* [Stated problem]
Set down all of the data exactly as it appears.

Recorded data
---+---
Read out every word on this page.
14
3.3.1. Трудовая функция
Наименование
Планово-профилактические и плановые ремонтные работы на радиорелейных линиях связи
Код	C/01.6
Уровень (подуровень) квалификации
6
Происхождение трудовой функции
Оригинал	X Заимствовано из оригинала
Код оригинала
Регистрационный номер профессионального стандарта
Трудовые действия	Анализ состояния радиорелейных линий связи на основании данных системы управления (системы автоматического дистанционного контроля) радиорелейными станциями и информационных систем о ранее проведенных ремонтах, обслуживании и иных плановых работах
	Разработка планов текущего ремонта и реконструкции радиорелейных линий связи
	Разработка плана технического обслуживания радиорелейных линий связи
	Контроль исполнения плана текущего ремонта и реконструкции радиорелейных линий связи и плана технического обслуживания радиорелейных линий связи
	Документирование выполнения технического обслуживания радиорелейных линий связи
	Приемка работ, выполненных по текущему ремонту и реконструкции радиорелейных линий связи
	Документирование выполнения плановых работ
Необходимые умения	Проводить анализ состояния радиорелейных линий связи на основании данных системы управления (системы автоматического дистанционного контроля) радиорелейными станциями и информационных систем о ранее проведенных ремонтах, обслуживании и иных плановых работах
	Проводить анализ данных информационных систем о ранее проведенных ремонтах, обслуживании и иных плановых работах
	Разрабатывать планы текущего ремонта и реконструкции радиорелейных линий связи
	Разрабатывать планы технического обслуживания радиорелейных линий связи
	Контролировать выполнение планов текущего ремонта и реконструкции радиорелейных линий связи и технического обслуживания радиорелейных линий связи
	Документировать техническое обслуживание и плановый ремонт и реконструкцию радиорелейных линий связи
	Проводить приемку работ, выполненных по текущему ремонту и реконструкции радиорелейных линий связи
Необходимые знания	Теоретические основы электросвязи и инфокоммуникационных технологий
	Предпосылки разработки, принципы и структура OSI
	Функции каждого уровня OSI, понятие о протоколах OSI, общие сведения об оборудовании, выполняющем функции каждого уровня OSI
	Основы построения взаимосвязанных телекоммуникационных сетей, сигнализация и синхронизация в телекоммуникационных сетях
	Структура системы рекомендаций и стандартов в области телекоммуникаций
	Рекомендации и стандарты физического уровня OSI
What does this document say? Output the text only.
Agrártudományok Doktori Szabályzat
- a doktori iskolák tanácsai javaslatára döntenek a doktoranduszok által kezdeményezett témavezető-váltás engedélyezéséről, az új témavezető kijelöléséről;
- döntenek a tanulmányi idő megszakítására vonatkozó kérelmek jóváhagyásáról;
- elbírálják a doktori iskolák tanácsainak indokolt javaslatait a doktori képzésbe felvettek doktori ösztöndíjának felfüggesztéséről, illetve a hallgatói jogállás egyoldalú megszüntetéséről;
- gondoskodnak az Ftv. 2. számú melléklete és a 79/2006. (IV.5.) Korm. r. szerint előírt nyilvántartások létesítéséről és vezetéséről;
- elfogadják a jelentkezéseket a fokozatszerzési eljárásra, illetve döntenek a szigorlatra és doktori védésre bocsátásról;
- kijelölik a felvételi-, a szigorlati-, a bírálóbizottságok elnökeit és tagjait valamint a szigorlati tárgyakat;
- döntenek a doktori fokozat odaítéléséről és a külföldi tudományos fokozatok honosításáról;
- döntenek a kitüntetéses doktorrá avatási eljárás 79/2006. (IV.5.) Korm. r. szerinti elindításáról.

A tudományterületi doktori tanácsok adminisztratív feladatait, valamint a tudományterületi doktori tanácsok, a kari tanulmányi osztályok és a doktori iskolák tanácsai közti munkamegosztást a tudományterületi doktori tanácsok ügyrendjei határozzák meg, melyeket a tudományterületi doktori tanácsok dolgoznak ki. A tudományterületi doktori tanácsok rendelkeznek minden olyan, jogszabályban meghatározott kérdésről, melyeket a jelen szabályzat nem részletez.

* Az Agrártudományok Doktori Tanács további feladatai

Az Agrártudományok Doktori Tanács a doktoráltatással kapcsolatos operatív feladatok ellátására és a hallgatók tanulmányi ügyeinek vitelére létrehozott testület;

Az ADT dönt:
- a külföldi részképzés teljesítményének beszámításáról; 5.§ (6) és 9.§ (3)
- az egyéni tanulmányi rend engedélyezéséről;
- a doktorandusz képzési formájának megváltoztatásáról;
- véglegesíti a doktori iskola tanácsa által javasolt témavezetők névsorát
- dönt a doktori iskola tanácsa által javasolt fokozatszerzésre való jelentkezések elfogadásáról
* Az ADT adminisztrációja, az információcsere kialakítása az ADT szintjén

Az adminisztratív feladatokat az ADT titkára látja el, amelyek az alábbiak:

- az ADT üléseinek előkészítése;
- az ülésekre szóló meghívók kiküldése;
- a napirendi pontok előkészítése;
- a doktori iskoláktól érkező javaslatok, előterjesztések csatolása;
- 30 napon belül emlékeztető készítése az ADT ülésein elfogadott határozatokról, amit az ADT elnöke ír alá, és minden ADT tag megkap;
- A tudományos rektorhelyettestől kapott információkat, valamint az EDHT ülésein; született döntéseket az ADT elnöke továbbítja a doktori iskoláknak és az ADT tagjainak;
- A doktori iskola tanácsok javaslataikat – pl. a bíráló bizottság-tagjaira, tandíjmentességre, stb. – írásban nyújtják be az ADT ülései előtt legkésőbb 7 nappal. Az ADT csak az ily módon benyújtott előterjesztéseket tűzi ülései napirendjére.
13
---+---
* [Complete response]
Read out every word on this page.
14
3.3.1. Трудовая функция
Наименование
Планово-профилактические и плановые ремонтные работы на радиорелейных линиях связи
Код	C/01.6
Уровень (подуровень) квалификации
6
Происхождение трудовой функции
Оригинал	X Заимствовано из оригинала
Код оригинала
Регистрационный номер профессионального стандарта
Трудовые действия	Анализ состояния радиорелейных линий связи на основании данных системы управления (системы автоматического дистанционного контроля) радиорелейными станциями и информационных систем о ранее проведенных ремонтах, обслуживании и иных плановых работах
	Разработка планов текущего ремонта и реконструкции радиорелейных линий связи
	Разработка плана технического обслуживания радиорелейных линий связи
	Контроль исполнения плана текущего ремонта и реконструкции радиорелейных линий связи и плана технического обслуживания радиорелейных линий связи
	Документирование выполнения технического обслуживания радиорелейных линий связи
	Приемка работ, выполненных по текущему ремонту и реконструкции радиорелейных линий связи
	Документирование выполнения плановых работ
Необходимые умения	Проводить анализ состояния радиорелейных линий связи на основании данных системы управления (системы автоматического дистанционного контроля) радиорелейными станциями и информационных систем о ранее проведенных ремонтах, обслуживании и иных плановых работах
	Проводить анализ данных информационных систем о ранее проведенных ремонтах, обслуживании и иных плановых работах
	Разрабатывать планы текущего ремонта и реконструкции радиорелейных линий связи
	Разрабатывать планы технического обслуживания радиорелейных линий связи
	Контролировать выполнение планов текущего ремонта и реконструкции радиорелейных линий связи и технического обслуживания радиорелейных линий связи
	Документировать техническое обслуживание и плановый ремонт и реконструкцию радиорелейных линий связи
	Проводить приемку работ, выполненных по текущему ремонту и реконструкции радиорелейных линий связи
Необходимые знания	Теоретические основы электросвязи и инфокоммуникационных технологий
	Предпосылки разработки, принципы и структура OSI
	Функции каждого уровня OSI, понятие о протоколах OSI, общие сведения об оборудовании, выполняющем функции каждого уровня OSI
	Основы построения взаимосвязанных телекоммуникационных сетей, сигнализация и синхронизация в телекоммуникационных сетях
	Структура системы рекомендаций и стандартов в области телекоммуникаций
	Рекомендации и стандарты физического уровня OSI
What does this document say? Output the text only.
Agrártudományok Doktori Szabályzat
- a doktori iskolák tanácsai javaslatára döntenek a doktoranduszok által kezdeményezett témavezető-váltás engedélyezéséről, az új témavezető kijelöléséről;
- döntenek a tanulmányi idő megszakítására vonatkozó kérelmek jóváhagyásáról;
- elbírálják a doktori iskolák tanácsainak indokolt javaslatait a doktori képzésbe felvettek doktori ösztöndíjának felfüggesztéséről, illetve a hallgatói jogállás egyoldalú megszüntetéséről;
- gondoskodnak az Ftv. 2. számú melléklete és a 79/2006. (IV.5.) Korm. r. szerint előírt nyilvántartások létesítéséről és vezetéséről;
- elfogadják a jelentkezéseket a fokozatszerzési eljárásra, illetve döntenek a szigorlatra és doktori védésre bocsátásról;
- kijelölik a felvételi-, a szigorlati-, a bírálóbizottságok elnökeit és tagjait valamint a szigorlati tárgyakat;
- döntenek a doktori fokozat odaítéléséről és a külföldi tudományos fokozatok honosításáról;
- döntenek a kitüntetéses doktorrá avatási eljárás 79/2006. (IV.5.) Korm. r. szerinti elindításáról.

A tudományterületi doktori tanácsok adminisztratív feladatait, valamint a tudományterületi doktori tanácsok, a kari tanulmányi osztályok és a doktori iskolák tanácsai közti munkamegosztást a tudományterületi doktori tanácsok ügyrendjei határozzák meg, melyeket a tudományterületi doktori tanácsok dolgoznak ki. A tudományterületi doktori tanácsok rendelkeznek minden olyan, jogszabályban meghatározott kérdésről, melyeket a jelen szabályzat nem részletez.

* Az Agrártudományok Doktori Tanács további feladatai

Az Agrártudományok Doktori Tanács a doktoráltatással kapcsolatos operatív feladatok ellátására és a hallgatók tanulmányi ügyeinek vitelére létrehozott testület;

Az ADT dönt:
- a külföldi részképzés teljesítményének beszámításáról; 5.§ (6) és 9.§ (3)
- az egyéni tanulmányi rend engedélyezéséről;
- a doktorandusz képzési formájának megváltoztatásáról;
- véglegesíti a doktori iskola tanácsa által javasolt témavezetők névsorát
- dönt a doktori iskola tanácsa által javasolt fokozatszerzésre való jelentkezések elfogadásáról
* Az ADT adminisztrációja, az információcsere kialakítása az ADT szintjén

Az adminisztratív feladatokat az ADT titkára látja el, amelyek az alábbiak:

- az ADT üléseinek előkészítése;
- az ülésekre szóló meghívók kiküldése;
- a napirendi pontok előkészítése;
- a doktori iskoláktól érkező javaslatok, előterjesztések csatolása;
- 30 napon belül emlékeztető készítése az ADT ülésein elfogadott határozatokról, amit az ADT elnöke ír alá, és minden ADT tag megkap;
- A tudományos rektorhelyettestől kapott információkat, valamint az EDHT ülésein; született döntéseket az ADT elnöke továbbítja a doktori iskoláknak és az ADT tagjainak;
- A doktori iskola tanácsok javaslataikat – pl. a bíráló bizottság-tagjaira, tandíjmentességre, stb. – írásban nyújtják be az ADT ülései előtt legkésőbb 7 nappal. Az ADT csak az ily módon benyújtott előterjesztéseket tűzi ülései napirendjére.
13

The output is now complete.